*TASK REQUIREMENTS*. Copy out each line of the data that holds the word "ἀκολούθων".

*Records from a data collection*.
## Start
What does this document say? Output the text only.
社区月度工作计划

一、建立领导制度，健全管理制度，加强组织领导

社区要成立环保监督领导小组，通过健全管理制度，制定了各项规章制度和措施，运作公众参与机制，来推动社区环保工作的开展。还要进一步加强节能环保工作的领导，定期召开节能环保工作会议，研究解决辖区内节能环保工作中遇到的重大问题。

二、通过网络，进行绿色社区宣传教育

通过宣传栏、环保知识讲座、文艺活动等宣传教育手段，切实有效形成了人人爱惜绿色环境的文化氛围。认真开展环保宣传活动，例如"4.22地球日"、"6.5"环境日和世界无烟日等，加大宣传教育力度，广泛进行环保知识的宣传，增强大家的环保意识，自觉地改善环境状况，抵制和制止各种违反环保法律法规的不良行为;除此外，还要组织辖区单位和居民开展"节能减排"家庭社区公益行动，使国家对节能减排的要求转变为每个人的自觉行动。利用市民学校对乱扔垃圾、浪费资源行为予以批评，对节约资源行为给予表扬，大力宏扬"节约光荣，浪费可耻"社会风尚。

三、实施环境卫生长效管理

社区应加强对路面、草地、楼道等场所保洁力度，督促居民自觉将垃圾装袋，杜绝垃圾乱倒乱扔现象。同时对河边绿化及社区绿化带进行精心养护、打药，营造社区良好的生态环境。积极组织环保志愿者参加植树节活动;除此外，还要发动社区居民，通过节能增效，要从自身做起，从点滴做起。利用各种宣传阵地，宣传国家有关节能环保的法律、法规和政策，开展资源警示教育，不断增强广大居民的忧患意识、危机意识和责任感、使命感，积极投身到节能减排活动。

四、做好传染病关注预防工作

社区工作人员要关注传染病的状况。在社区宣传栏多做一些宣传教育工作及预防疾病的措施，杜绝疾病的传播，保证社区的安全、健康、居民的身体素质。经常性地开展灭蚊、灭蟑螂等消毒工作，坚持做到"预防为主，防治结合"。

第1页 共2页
## End
## Start
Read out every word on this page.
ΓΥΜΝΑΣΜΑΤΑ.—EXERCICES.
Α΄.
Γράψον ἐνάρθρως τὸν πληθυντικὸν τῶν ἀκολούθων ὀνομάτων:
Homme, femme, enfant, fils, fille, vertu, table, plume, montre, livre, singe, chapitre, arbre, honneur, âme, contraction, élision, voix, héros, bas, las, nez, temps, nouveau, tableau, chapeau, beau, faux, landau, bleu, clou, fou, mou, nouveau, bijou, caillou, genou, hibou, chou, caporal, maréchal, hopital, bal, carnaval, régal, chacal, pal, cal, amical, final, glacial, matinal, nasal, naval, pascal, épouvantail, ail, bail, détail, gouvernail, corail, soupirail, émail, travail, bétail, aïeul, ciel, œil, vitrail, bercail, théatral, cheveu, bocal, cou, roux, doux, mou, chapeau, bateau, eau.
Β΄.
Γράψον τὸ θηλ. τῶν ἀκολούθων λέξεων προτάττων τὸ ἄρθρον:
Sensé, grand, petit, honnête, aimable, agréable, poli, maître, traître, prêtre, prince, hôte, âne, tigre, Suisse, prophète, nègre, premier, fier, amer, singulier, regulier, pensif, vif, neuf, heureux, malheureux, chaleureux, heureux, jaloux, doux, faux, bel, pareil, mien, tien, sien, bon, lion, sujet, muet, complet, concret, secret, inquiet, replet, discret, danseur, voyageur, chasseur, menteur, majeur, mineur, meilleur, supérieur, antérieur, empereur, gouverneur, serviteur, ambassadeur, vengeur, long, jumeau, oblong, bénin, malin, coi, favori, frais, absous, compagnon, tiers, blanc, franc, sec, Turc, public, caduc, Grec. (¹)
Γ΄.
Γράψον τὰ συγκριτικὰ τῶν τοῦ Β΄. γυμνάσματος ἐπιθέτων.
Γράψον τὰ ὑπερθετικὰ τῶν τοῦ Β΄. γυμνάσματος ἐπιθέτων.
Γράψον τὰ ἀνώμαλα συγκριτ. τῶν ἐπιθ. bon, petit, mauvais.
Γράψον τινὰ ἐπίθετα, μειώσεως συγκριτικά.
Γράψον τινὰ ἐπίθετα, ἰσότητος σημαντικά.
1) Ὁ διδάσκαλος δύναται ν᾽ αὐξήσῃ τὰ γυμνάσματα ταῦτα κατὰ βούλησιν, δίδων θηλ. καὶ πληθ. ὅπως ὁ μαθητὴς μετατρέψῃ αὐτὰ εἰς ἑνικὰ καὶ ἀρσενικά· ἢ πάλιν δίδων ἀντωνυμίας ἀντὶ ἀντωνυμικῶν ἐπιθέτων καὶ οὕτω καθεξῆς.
## End
*ANSWER FOR THE TASK*.
Γράψον ἐνάρθρως τὸν πληθυντικὸν τῶν ἀκολούθων ὀνομάτων:
Γράψον τὸ θηλ. τῶν ἀκολούθων λέξεων προτάττων τὸ ἄρθρον:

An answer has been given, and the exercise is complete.